YOUR OBJECTIVE: Pull every line containing "maladie" out of the material below.
>> BEGIN
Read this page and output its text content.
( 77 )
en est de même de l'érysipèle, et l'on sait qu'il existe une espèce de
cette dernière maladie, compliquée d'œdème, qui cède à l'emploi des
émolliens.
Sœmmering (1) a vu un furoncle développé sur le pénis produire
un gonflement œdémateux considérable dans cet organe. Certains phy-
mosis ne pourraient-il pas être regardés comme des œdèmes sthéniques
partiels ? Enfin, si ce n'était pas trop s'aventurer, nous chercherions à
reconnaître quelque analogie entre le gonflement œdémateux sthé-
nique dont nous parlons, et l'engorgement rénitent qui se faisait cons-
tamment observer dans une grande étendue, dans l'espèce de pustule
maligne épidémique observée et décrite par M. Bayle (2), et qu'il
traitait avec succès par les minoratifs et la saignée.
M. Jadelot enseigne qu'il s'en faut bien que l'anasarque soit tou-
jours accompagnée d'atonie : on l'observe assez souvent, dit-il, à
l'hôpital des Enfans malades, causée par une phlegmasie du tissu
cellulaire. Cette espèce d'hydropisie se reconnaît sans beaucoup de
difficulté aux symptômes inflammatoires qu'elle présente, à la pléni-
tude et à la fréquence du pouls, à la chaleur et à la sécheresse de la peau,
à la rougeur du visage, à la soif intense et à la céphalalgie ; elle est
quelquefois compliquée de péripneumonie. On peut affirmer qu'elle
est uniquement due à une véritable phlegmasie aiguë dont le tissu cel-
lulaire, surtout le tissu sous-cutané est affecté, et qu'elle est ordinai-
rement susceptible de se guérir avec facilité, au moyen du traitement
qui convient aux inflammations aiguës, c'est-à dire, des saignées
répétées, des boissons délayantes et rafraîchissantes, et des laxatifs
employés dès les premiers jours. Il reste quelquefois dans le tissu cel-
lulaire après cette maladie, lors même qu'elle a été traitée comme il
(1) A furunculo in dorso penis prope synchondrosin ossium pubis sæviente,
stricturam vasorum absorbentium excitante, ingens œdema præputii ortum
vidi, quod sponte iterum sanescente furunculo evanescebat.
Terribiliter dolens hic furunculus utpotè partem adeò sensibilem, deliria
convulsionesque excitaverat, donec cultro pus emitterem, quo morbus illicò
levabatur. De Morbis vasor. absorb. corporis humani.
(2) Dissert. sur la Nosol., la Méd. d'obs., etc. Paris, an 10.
>> END
REPLY TO THE TASK:
cette dernière maladie, compliquée d'œdème, qui cède à l'emploi des
lulaire après cette maladie, lors même qu'elle a été traitée comme il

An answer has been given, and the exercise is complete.